Exercise task:
Return all of the data exactly as written, without the pictures.

Exercise material:
◇ ◇ ◇ ◇ ◇

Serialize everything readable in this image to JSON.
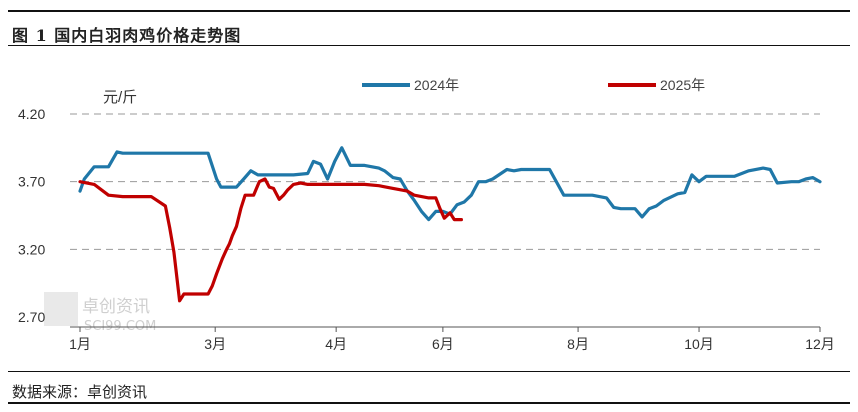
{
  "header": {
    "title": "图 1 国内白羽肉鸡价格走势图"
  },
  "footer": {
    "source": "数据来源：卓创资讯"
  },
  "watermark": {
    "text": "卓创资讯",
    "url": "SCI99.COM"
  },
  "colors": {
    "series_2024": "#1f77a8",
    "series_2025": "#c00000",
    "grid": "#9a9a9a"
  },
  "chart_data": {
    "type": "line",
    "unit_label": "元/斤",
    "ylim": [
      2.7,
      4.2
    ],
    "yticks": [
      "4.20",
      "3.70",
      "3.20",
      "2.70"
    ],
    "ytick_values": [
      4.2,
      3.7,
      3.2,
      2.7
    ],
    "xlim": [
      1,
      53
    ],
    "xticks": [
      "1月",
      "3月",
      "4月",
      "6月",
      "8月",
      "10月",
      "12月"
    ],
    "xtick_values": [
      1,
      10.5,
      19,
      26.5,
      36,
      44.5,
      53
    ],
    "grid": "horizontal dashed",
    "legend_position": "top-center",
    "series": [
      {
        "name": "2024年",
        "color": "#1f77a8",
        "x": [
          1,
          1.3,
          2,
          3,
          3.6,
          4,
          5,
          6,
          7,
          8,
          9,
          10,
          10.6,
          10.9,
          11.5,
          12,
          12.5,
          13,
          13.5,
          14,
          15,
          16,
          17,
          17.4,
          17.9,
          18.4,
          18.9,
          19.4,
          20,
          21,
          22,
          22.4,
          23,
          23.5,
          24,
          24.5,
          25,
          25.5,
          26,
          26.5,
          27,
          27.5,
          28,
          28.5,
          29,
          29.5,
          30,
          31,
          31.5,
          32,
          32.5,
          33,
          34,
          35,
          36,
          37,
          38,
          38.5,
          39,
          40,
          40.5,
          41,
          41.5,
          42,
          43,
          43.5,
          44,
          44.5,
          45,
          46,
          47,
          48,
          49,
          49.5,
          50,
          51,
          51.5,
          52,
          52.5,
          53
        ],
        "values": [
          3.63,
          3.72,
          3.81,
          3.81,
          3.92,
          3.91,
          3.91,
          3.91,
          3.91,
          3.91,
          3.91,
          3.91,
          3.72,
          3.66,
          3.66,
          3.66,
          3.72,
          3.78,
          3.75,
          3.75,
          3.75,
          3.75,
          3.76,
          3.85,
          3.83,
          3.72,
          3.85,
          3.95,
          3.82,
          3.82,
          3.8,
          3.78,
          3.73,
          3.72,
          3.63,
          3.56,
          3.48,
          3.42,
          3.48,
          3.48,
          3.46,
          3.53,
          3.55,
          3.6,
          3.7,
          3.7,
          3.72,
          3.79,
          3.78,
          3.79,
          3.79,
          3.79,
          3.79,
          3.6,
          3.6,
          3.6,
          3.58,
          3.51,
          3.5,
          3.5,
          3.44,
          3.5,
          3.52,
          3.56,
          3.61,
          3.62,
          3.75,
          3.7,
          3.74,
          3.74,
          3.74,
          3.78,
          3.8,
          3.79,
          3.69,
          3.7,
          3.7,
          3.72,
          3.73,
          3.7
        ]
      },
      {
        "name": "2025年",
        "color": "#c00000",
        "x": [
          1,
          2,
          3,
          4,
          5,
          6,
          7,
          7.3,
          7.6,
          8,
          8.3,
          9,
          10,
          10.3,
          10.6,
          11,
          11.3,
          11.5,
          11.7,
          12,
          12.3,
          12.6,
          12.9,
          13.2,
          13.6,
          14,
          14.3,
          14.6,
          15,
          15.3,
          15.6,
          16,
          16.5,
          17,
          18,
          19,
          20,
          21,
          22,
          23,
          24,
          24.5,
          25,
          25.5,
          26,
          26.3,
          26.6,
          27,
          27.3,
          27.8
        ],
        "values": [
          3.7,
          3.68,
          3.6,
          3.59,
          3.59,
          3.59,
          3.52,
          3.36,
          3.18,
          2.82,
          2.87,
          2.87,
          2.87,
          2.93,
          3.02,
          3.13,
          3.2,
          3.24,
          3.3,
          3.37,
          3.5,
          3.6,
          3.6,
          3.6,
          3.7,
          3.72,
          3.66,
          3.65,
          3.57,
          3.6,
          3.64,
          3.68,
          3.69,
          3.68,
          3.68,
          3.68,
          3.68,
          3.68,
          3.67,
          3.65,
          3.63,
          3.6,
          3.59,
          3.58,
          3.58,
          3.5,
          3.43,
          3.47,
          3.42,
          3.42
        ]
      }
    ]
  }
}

◇ ◇ ◇ ◇ ◇

Finished task:
Serialize everything readable in this image to JSON.
{
  "header": {
    "title": "图 1 国内白羽肉鸡价格走势图"
  },
  "footer": {
    "source": "数据来源：卓创资讯"
  },
  "watermark": {
    "text": "卓创资讯",
    "url": "SCI99.COM"
  },
  "colors": {
    "series_2024": "#1f77a8",
    "series_2025": "#c00000",
    "grid": "#9a9a9a"
  },
  "chart_data": {
    "type": "line",
    "unit_label": "元/斤",
    "ylim": [
      2.7,
      4.2
    ],
    "yticks": [
      "4.20",
      "3.70",
      "3.20",
      "2.70"
    ],
    "ytick_values": [
      4.2,
      3.7,
      3.2,
      2.7
    ],
    "xlim": [
      1,
      53
    ],
    "xticks": [
      "1月",
      "3月",
      "4月",
      "6月",
      "8月",
      "10月",
      "12月"
    ],
    "xtick_values": [
      1,
      10.5,
      19,
      26.5,
      36,
      44.5,
      53
    ],
    "grid": "horizontal dashed",
    "legend_position": "top-center",
    "series": [
      {
        "name": "2024年",
        "color": "#1f77a8",
        "x": [
          1,
          1.3,
          2,
          3,
          3.6,
          4,
          5,
          6,
          7,
          8,
          9,
          10,
          10.6,
          10.9,
          11.5,
          12,
          12.5,
          13,
          13.5,
          14,
          15,
          16,
          17,
          17.4,
          17.9,
          18.4,
          18.9,
          19.4,
          20,
          21,
          22,
          22.4,
          23,
          23.5,
          24,
          24.5,
          25,
          25.5,
          26,
          26.5,
          27,
          27.5,
          28,
          28.5,
          29,
          29.5,
          30,
          31,
          31.5,
          32,
          32.5,
          33,
          34,
          35,
          36,
          37,
          38,
          38.5,
          39,
          40,
          40.5,
          41,
          41.5,
          42,
          43,
          43.5,
          44,
          44.5,
          45,
          46,
          47,
          48,
          49,
          49.5,
          50,
          51,
          51.5,
          52,
          52.5,
          53
        ],
        "values": [
          3.63,
          3.72,
          3.81,
          3.81,
          3.92,
          3.91,
          3.91,
          3.91,
          3.91,
          3.91,
          3.91,
          3.91,
          3.72,
          3.66,
          3.66,
          3.66,
          3.72,
          3.78,
          3.75,
          3.75,
          3.75,
          3.75,
          3.76,
          3.85,
          3.83,
          3.72,
          3.85,
          3.95,
          3.82,
          3.82,
          3.8,
          3.78,
          3.73,
          3.72,
          3.63,
          3.56,
          3.48,
          3.42,
          3.48,
          3.48,
          3.46,
          3.53,
          3.55,
          3.6,
          3.7,
          3.7,
          3.72,
          3.79,
          3.78,
          3.79,
          3.79,
          3.79,
          3.79,
          3.6,
          3.6,
          3.6,
          3.58,
          3.51,
          3.5,
          3.5,
          3.44,
          3.5,
          3.52,
          3.56,
          3.61,
          3.62,
          3.75,
          3.7,
          3.74,
          3.74,
          3.74,
          3.78,
          3.8,
          3.79,
          3.69,
          3.7,
          3.7,
          3.72,
          3.73,
          3.7
        ]
      },
      {
        "name": "2025年",
        "color": "#c00000",
        "x": [
          1,
          2,
          3,
          4,
          5,
          6,
          7,
          7.3,
          7.6,
          8,
          8.3,
          9,
          10,
          10.3,
          10.6,
          11,
          11.3,
          11.5,
          11.7,
          12,
          12.3,
          12.6,
          12.9,
          13.2,
          13.6,
          14,
          14.3,
          14.6,
          15,
          15.3,
          15.6,
          16,
          16.5,
          17,
          18,
          19,
          20,
          21,
          22,
          23,
          24,
          24.5,
          25,
          25.5,
          26,
          26.3,
          26.6,
          27,
          27.3,
          27.8
        ],
        "values": [
          3.7,
          3.68,
          3.6,
          3.59,
          3.59,
          3.59,
          3.52,
          3.36,
          3.18,
          2.82,
          2.87,
          2.87,
          2.87,
          2.93,
          3.02,
          3.13,
          3.2,
          3.24,
          3.3,
          3.37,
          3.5,
          3.6,
          3.6,
          3.6,
          3.7,
          3.72,
          3.66,
          3.65,
          3.57,
          3.6,
          3.64,
          3.68,
          3.69,
          3.68,
          3.68,
          3.68,
          3.68,
          3.68,
          3.67,
          3.65,
          3.63,
          3.6,
          3.59,
          3.58,
          3.58,
          3.5,
          3.43,
          3.47,
          3.42,
          3.42
        ]
      }
    ]
  }
}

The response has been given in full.